# Text section:
-.-.-
The spectrogram is a tool for visualizing and grasping sound or
waves, and a combination of waveform and spectrum characteristics.
In the waveform, a change in amplitude according to a change in
time can be seen, and in the spectrum, a change in amplitude
according to a change in frequency can be confirmed. The difference
in amplitude in the spectrogram appears as a difference in print
density and/or display color as the time axis and frequency axis
change.
[0175] The AI device 100 may detect an error state of either the
speaker or the microphone by using a correlation between the first
and second spectrums (S130). At this time, the processor 110 may
calculate the cross-correlation coefficient between the first and
second spectrums, and detect an error state of any one of the
speaker and/or the microphone by comparing the cross-correlation
coefficient with a predetermined threshold. The contents related to
the calculation of the cross-correlation coefficient are obvious to
those skilled in the art and will be omitted. Meanwhile, specific
details related to the detection of the error state will be
described later in FIGS. 10A and 10B.
-.-.-
# Data segment:
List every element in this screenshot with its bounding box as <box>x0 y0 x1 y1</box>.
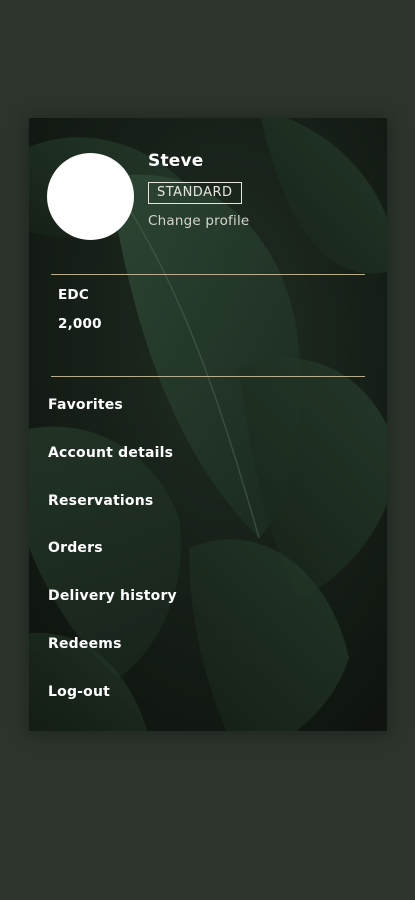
-.-.-
# Job:
Mark each statement yes or no for whether it agrees with the spectrogram text, and quote the exact words from the text that settle it.
(a) In the spectrum, changes in amplitude are shown against changes in frequency.
(b) The text explains how the cross-correlation coefficient is calculated.
(c) The processor compares the cross-correlation coefficient with a predetermined threshold.
Answer from the spectrogram text alone, not from the material.

# Solution to this task:
(a) Yes: "in the spectrum, a change in amplitude according to a change in frequency can be confirmed"
(b) No: "The contents related to the calculation of the cross-correlation coefficient are obvious to those skilled in the art and will be omitted."
(c) Yes: "comparing the cross-correlation coefficient with a predetermined threshold"